╭──

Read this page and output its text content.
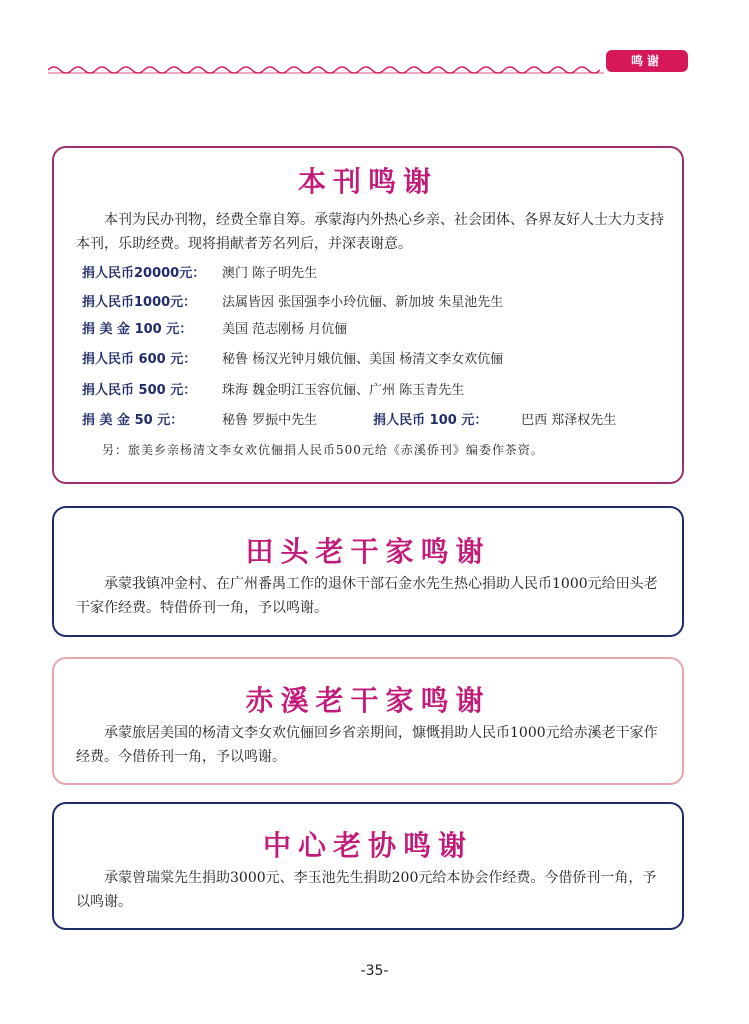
鸣谢
本刊鸣谢

本刊为民办刊物，经费全靠自筹。承蒙海内外热心乡亲、社会团体、各界友好人士大力支持本刊，乐助经费。现将捐献者芳名列后，并深表谢意。

捐人民币20000元： 澳门 陈子明先生
捐人民币1000元： 法属皆因 张国强李小玲伉俪、新加坡 朱星池先生
捐 美 金 100 元： 美国 范志刚杨 月伉俪
捐人民币 600 元： 秘鲁 杨汉光钟月娥伉俪、美国 杨清文李女欢伉俪
捐人民币 500 元： 珠海 魏金明江玉容伉俪、广州 陈玉青先生
捐 美 金 50 元：	秘鲁 罗振中先生	捐人民币 100 元：	巴西 郑泽权先生
另：旅美乡亲杨清文李女欢伉俪捐人民币500元给《赤溪侨刊》编委作茶资。
田头老干家鸣谢

承蒙我镇冲金村、在广州番禺工作的退休干部石金水先生热心捐助人民币1000元给田头老干家作经费。特借侨刊一角，予以鸣谢。

赤溪老干家鸣谢

承蒙旅居美国的杨清文李女欢伉俪回乡省亲期间，慷慨捐助人民币1000元给赤溪老干家作经费。今借侨刊一角，予以鸣谢。

中心老协鸣谢

承蒙曾瑞棠先生捐助3000元、李玉池先生捐助200元给本协会作经费。今借侨刊一角，予以鸣谢。

-35-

╰──

# Short problem:
Make a verbatim copy of all the entries and strip out the pictures.

# Response below:
Read this page and output its text content.
鸣谢
本刊鸣谢

本刊为民办刊物，经费全靠自筹。承蒙海内外热心乡亲、社会团体、各界友好人士大力支持本刊，乐助经费。现将捐献者芳名列后，并深表谢意。

捐人民币20000元： 澳门 陈子明先生
捐人民币1000元： 法属皆因 张国强李小玲伉俪、新加坡 朱星池先生
捐 美 金 100 元： 美国 范志刚杨 月伉俪
捐人民币 600 元： 秘鲁 杨汉光钟月娥伉俪、美国 杨清文李女欢伉俪
捐人民币 500 元： 珠海 魏金明江玉容伉俪、广州 陈玉青先生
捐 美 金 50 元：	秘鲁 罗振中先生	捐人民币 100 元：	巴西 郑泽权先生
另：旅美乡亲杨清文李女欢伉俪捐人民币500元给《赤溪侨刊》编委作茶资。
田头老干家鸣谢

承蒙我镇冲金村、在广州番禺工作的退休干部石金水先生热心捐助人民币1000元给田头老干家作经费。特借侨刊一角，予以鸣谢。

赤溪老干家鸣谢

承蒙旅居美国的杨清文李女欢伉俪回乡省亲期间，慷慨捐助人民币1000元给赤溪老干家作经费。今借侨刊一角，予以鸣谢。

中心老协鸣谢

承蒙曾瑞棠先生捐助3000元、李玉池先生捐助200元给本协会作经费。今借侨刊一角，予以鸣谢。

-35-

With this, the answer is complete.